=== What you need to do ===
State how many lines of the entries below hold the word "JSON"; reply with nothing but the number.

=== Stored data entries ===
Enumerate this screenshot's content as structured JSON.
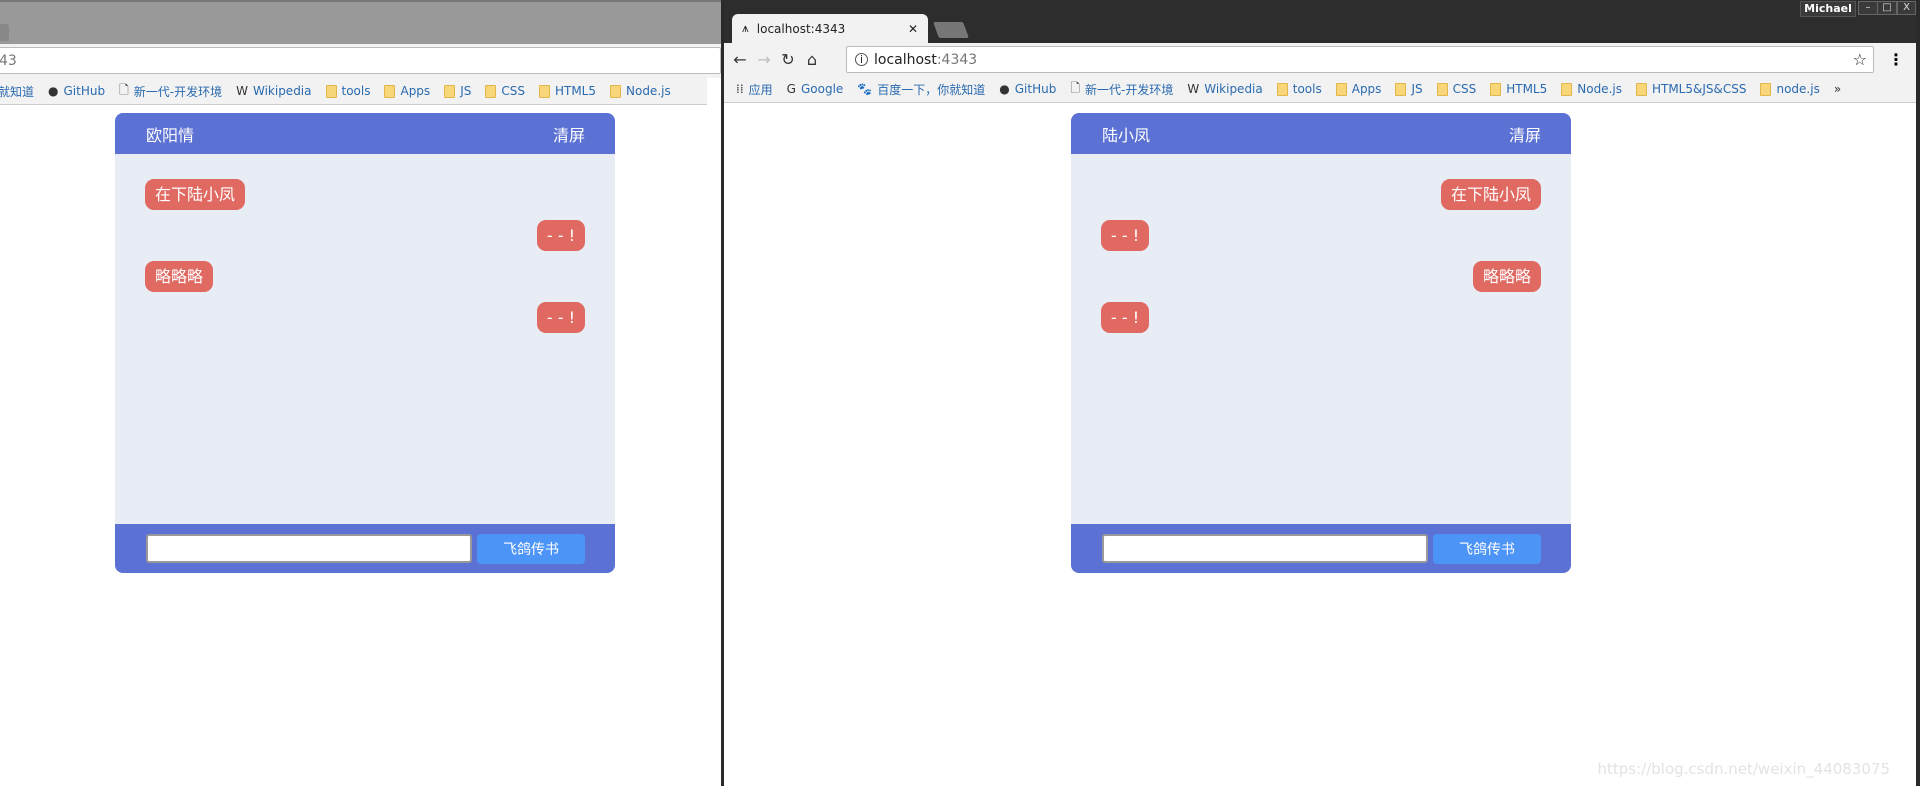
{
  "left_window": {
    "address_partial": "43",
    "bookmarks": [
      {
        "label": "你就知道",
        "icon": "none"
      },
      {
        "label": "GitHub",
        "icon": "github-icon"
      },
      {
        "label": "新一代-开发环境",
        "icon": "page-icon"
      },
      {
        "label": "Wikipedia",
        "icon": "wikipedia-icon"
      },
      {
        "label": "tools",
        "icon": "folder-icon"
      },
      {
        "label": "Apps",
        "icon": "folder-icon"
      },
      {
        "label": "JS",
        "icon": "folder-icon"
      },
      {
        "label": "CSS",
        "icon": "folder-icon"
      },
      {
        "label": "HTML5",
        "icon": "folder-icon"
      },
      {
        "label": "Node.js",
        "icon": "folder-icon"
      }
    ],
    "chat": {
      "user": "欧阳情",
      "clear": "清屏",
      "send": "飞鸽传书",
      "input_value": "",
      "messages": [
        {
          "text": "在下陆小凤",
          "side": "left"
        },
        {
          "text": "- - !",
          "side": "right"
        },
        {
          "text": "略略略",
          "side": "left"
        },
        {
          "text": "- - !",
          "side": "right"
        }
      ]
    }
  },
  "right_window": {
    "tab_title": "localhost:4343",
    "profile": "Michael",
    "window_controls": [
      "–",
      "□",
      "X"
    ],
    "address_host": "localhost",
    "address_port": ":4343",
    "bookmarks": [
      {
        "label": "应用",
        "icon": "apps-icon"
      },
      {
        "label": "Google",
        "icon": "google-icon"
      },
      {
        "label": "百度一下，你就知道",
        "icon": "baidu-icon"
      },
      {
        "label": "GitHub",
        "icon": "github-icon"
      },
      {
        "label": "新一代-开发环境",
        "icon": "page-icon"
      },
      {
        "label": "Wikipedia",
        "icon": "wikipedia-icon"
      },
      {
        "label": "tools",
        "icon": "folder-icon"
      },
      {
        "label": "Apps",
        "icon": "folder-icon"
      },
      {
        "label": "JS",
        "icon": "folder-icon"
      },
      {
        "label": "CSS",
        "icon": "folder-icon"
      },
      {
        "label": "HTML5",
        "icon": "folder-icon"
      },
      {
        "label": "Node.js",
        "icon": "folder-icon"
      },
      {
        "label": "HTML5&JS&CSS",
        "icon": "folder-icon"
      },
      {
        "label": "node.js",
        "icon": "folder-icon"
      }
    ],
    "overflow": "»",
    "chat": {
      "user": "陆小凤",
      "clear": "清屏",
      "send": "飞鸽传书",
      "input_value": "",
      "messages": [
        {
          "text": "在下陆小凤",
          "side": "right"
        },
        {
          "text": "- - !",
          "side": "left"
        },
        {
          "text": "略略略",
          "side": "right"
        },
        {
          "text": "- - !",
          "side": "left"
        }
      ]
    }
  },
  "watermark": "https://blog.csdn.net/weixin_44083075",
  "colors": {
    "header": "#5b71d3",
    "bubble": "#e06a62",
    "send_button": "#4d94f7",
    "chat_bg": "#e8edf5"
  }
}
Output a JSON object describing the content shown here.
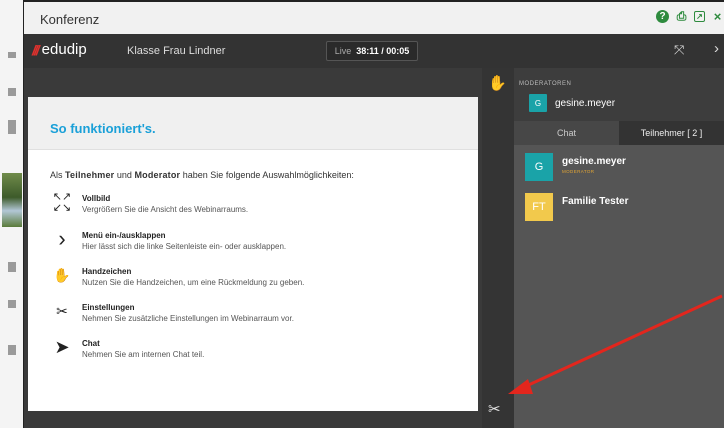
{
  "window": {
    "title": "Konferenz",
    "title_icons": [
      "help-icon",
      "print-icon",
      "external-window-icon",
      "close-icon"
    ],
    "close_glyph": "×"
  },
  "header": {
    "logo": "edudip",
    "class_name": "Klasse Frau Lindner",
    "live_label": "Live",
    "live_time": "38:11 / 00:05",
    "icons": [
      "fullscreen-icon",
      "chevron-right-icon"
    ]
  },
  "help": {
    "title": "So funktioniert's.",
    "intro_prefix": "Als",
    "intro_role1": "Teilnehmer",
    "intro_and": "und",
    "intro_role2": "Moderator",
    "intro_suffix": "haben Sie folgende Auswahlmöglichkeiten:",
    "items": [
      {
        "icon": "fullscreen-icon",
        "title": "Vollbild",
        "text": "Vergrößern Sie die Ansicht des Webinarraums."
      },
      {
        "icon": "chevron-right-icon",
        "title": "Menü ein-/ausklappen",
        "text": "Hier lässt sich die linke Seitenleiste ein- oder ausklappen."
      },
      {
        "icon": "hand-icon",
        "title": "Handzeichen",
        "text": "Nutzen Sie die Handzeichen, um eine Rückmeldung zu geben."
      },
      {
        "icon": "tools-icon",
        "title": "Einstellungen",
        "text": "Nehmen Sie zusätzliche Einstellungen im Webinarraum vor."
      },
      {
        "icon": "send-icon",
        "title": "Chat",
        "text": "Nehmen Sie am internen Chat teil."
      }
    ]
  },
  "sidebar": {
    "moderators_label": "MODERATOREN",
    "moderator": {
      "initial": "G",
      "name": "gesine.meyer"
    },
    "tabs": [
      {
        "label": "Chat"
      },
      {
        "label": "Teilnehmer [ 2 ]"
      }
    ],
    "participants": [
      {
        "initials": "G",
        "name": "gesine.meyer",
        "role": "MODERATOR",
        "color": "#1aa3a8"
      },
      {
        "initials": "FT",
        "name": "Familie Tester",
        "role": "",
        "color": "#f2c94c"
      }
    ]
  },
  "colors": {
    "accent": "#1aa0d8",
    "brand_red": "#e0312d",
    "titlebar_icons": "#2e8b3e",
    "annotation_arrow": "#e3261d"
  }
}
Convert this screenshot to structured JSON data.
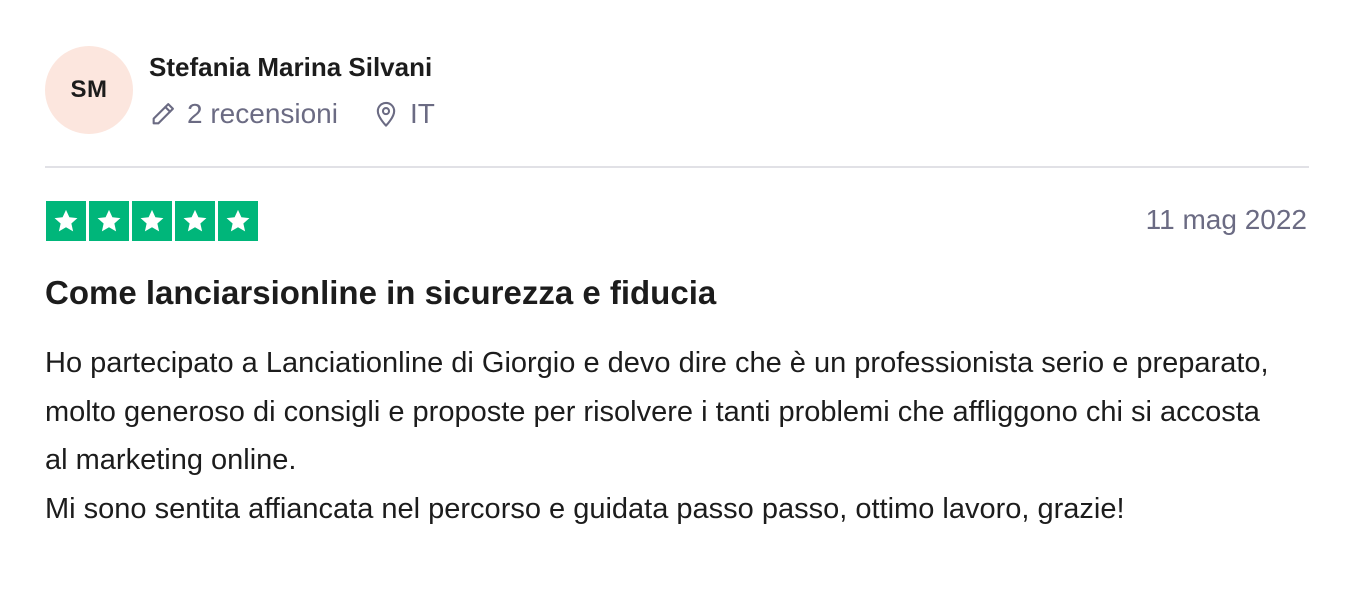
{
  "reviewer": {
    "initials": "SM",
    "name": "Stefania Marina Silvani",
    "reviews_count": "2 recensioni",
    "country": "IT",
    "avatar_color": "#fce6de"
  },
  "review": {
    "rating": 5,
    "rating_max": 5,
    "star_color": "#00b67a",
    "date": "11 mag 2022",
    "title": "Come lanciarsionline in sicurezza e fiducia",
    "paragraphs": [
      "Ho partecipato a Lanciationline di Giorgio e devo dire che è un professionista serio e preparato, molto generoso di consigli e proposte per risolvere i tanti problemi che affliggono chi si accosta al marketing online.",
      "Mi sono sentita affiancata nel percorso e guidata passo passo, ottimo lavoro, grazie!"
    ]
  },
  "icons": {
    "reviews": "pencil-icon",
    "country": "location-pin-icon",
    "star": "star-icon"
  }
}
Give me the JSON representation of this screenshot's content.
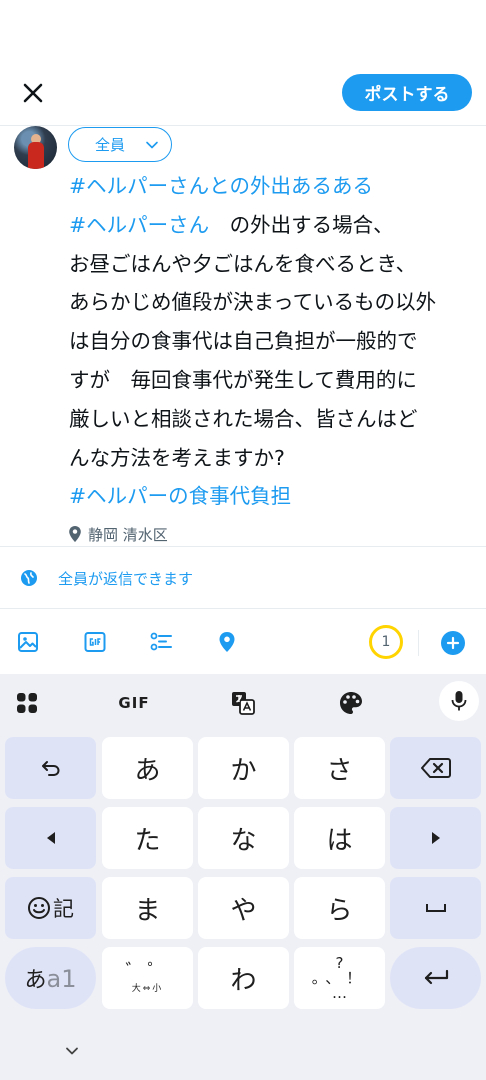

=== Solved exercise ===
4